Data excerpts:
====

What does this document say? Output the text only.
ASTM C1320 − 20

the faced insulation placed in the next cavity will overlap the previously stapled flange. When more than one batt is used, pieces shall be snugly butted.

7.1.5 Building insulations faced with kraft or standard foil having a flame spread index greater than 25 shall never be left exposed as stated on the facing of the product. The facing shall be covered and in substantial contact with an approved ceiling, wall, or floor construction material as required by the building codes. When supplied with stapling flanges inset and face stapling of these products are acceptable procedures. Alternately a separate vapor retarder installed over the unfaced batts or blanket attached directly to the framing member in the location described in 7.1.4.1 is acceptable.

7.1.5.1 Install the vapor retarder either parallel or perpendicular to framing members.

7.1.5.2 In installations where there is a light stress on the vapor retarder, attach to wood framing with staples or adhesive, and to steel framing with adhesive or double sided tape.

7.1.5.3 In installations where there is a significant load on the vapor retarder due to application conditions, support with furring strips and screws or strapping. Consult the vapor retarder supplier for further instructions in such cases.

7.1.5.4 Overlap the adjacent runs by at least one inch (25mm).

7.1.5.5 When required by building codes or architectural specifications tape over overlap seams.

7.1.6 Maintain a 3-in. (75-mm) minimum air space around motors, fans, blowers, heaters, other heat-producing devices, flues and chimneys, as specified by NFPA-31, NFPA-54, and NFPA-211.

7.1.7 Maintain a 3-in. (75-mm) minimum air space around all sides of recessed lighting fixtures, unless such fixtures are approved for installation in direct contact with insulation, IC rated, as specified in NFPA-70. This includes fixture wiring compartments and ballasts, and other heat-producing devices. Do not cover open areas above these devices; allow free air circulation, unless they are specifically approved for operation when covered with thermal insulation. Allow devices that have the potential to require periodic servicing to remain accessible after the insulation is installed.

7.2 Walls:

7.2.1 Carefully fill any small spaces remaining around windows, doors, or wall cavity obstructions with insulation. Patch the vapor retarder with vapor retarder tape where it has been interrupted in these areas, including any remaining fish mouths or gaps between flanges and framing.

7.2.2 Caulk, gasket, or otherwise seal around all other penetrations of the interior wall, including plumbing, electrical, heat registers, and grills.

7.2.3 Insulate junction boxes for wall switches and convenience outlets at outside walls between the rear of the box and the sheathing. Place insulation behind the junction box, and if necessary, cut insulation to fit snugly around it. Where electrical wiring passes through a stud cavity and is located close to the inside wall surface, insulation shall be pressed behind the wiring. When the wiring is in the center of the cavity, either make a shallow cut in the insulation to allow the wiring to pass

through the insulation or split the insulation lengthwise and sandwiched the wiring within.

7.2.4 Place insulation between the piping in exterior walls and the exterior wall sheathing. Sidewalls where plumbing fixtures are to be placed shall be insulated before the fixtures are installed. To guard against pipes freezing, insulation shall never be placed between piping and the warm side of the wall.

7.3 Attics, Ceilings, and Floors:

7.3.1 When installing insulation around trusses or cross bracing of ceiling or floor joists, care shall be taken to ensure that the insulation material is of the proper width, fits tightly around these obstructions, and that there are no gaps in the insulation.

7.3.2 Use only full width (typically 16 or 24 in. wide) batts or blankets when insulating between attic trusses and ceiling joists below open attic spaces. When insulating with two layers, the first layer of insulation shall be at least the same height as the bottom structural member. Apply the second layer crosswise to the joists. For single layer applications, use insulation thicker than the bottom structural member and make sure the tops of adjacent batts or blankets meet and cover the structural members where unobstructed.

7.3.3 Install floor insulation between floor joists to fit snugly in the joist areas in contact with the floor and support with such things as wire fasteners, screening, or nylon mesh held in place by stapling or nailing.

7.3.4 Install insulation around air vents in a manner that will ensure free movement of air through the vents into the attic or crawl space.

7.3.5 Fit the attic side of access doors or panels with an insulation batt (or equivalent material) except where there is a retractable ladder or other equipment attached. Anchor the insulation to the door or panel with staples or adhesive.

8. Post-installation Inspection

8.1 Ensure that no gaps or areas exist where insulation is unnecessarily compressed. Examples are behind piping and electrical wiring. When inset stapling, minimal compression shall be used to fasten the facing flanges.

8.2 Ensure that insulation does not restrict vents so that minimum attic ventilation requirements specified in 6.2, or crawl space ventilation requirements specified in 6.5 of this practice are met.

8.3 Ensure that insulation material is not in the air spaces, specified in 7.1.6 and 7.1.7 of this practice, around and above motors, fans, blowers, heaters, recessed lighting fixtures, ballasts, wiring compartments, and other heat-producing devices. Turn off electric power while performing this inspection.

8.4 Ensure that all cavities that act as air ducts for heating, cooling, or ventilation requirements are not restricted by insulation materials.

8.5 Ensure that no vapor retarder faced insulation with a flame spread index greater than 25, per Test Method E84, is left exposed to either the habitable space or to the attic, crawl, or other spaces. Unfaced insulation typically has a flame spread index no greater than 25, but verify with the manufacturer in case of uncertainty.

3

====

### Aim of the task:
Output every entry shown above, exactly.

### Result of this task:
What does this document say? Output the text only.
ASTM C1320 − 20

the faced insulation placed in the next cavity will overlap the previously stapled flange. When more than one batt is used, pieces shall be snugly butted.

7.1.5 Building insulations faced with kraft or standard foil having a flame spread index greater than 25 shall never be left exposed as stated on the facing of the product. The facing shall be covered and in substantial contact with an approved ceiling, wall, or floor construction material as required by the building codes. When supplied with stapling flanges inset and face stapling of these products are acceptable procedures. Alternately a separate vapor retarder installed over the unfaced batts or blanket attached directly to the framing member in the location described in 7.1.4.1 is acceptable.

7.1.5.1 Install the vapor retarder either parallel or perpendicular to framing members.

7.1.5.2 In installations where there is a light stress on the vapor retarder, attach to wood framing with staples or adhesive, and to steel framing with adhesive or double sided tape.

7.1.5.3 In installations where there is a significant load on the vapor retarder due to application conditions, support with furring strips and screws or strapping. Consult the vapor retarder supplier for further instructions in such cases.

7.1.5.4 Overlap the adjacent runs by at least one inch (25mm).

7.1.5.5 When required by building codes or architectural specifications tape over overlap seams.

7.1.6 Maintain a 3-in. (75-mm) minimum air space around motors, fans, blowers, heaters, other heat-producing devices, flues and chimneys, as specified by NFPA-31, NFPA-54, and NFPA-211.

7.1.7 Maintain a 3-in. (75-mm) minimum air space around all sides of recessed lighting fixtures, unless such fixtures are approved for installation in direct contact with insulation, IC rated, as specified in NFPA-70. This includes fixture wiring compartments and ballasts, and other heat-producing devices. Do not cover open areas above these devices; allow free air circulation, unless they are specifically approved for operation when covered with thermal insulation. Allow devices that have the potential to require periodic servicing to remain accessible after the insulation is installed.

7.2 Walls:

7.2.1 Carefully fill any small spaces remaining around windows, doors, or wall cavity obstructions with insulation. Patch the vapor retarder with vapor retarder tape where it has been interrupted in these areas, including any remaining fish mouths or gaps between flanges and framing.

7.2.2 Caulk, gasket, or otherwise seal around all other penetrations of the interior wall, including plumbing, electrical, heat registers, and grills.

7.2.3 Insulate junction boxes for wall switches and convenience outlets at outside walls between the rear of the box and the sheathing. Place insulation behind the junction box, and if necessary, cut insulation to fit snugly around it. Where electrical wiring passes through a stud cavity and is located close to the inside wall surface, insulation shall be pressed behind the wiring. When the wiring is in the center of the cavity, either make a shallow cut in the insulation to allow the wiring to pass

through the insulation or split the insulation lengthwise and sandwiched the wiring within.

7.2.4 Place insulation between the piping in exterior walls and the exterior wall sheathing. Sidewalls where plumbing fixtures are to be placed shall be insulated before the fixtures are installed. To guard against pipes freezing, insulation shall never be placed between piping and the warm side of the wall.

7.3 Attics, Ceilings, and Floors:

7.3.1 When installing insulation around trusses or cross bracing of ceiling or floor joists, care shall be taken to ensure that the insulation material is of the proper width, fits tightly around these obstructions, and that there are no gaps in the insulation.

7.3.2 Use only full width (typically 16 or 24 in. wide) batts or blankets when insulating between attic trusses and ceiling joists below open attic spaces. When insulating with two layers, the first layer of insulation shall be at least the same height as the bottom structural member. Apply the second layer crosswise to the joists. For single layer applications, use insulation thicker than the bottom structural member and make sure the tops of adjacent batts or blankets meet and cover the structural members where unobstructed.

7.3.3 Install floor insulation between floor joists to fit snugly in the joist areas in contact with the floor and support with such things as wire fasteners, screening, or nylon mesh held in place by stapling or nailing.

7.3.4 Install insulation around air vents in a manner that will ensure free movement of air through the vents into the attic or crawl space.

7.3.5 Fit the attic side of access doors or panels with an insulation batt (or equivalent material) except where there is a retractable ladder or other equipment attached. Anchor the insulation to the door or panel with staples or adhesive.

8. Post-installation Inspection

8.1 Ensure that no gaps or areas exist where insulation is unnecessarily compressed. Examples are behind piping and electrical wiring. When inset stapling, minimal compression shall be used to fasten the facing flanges.

8.2 Ensure that insulation does not restrict vents so that minimum attic ventilation requirements specified in 6.2, or crawl space ventilation requirements specified in 6.5 of this practice are met.

8.3 Ensure that insulation material is not in the air spaces, specified in 7.1.6 and 7.1.7 of this practice, around and above motors, fans, blowers, heaters, recessed lighting fixtures, ballasts, wiring compartments, and other heat-producing devices. Turn off electric power while performing this inspection.

8.4 Ensure that all cavities that act as air ducts for heating, cooling, or ventilation requirements are not restricted by insulation materials.

8.5 Ensure that no vapor retarder faced insulation with a flame spread index greater than 25, per Test Method E84, is left exposed to either the habitable space or to the attic, crawl, or other spaces. Unfaced insulation typically has a flame spread index no greater than 25, but verify with the manufacturer in case of uncertainty.

3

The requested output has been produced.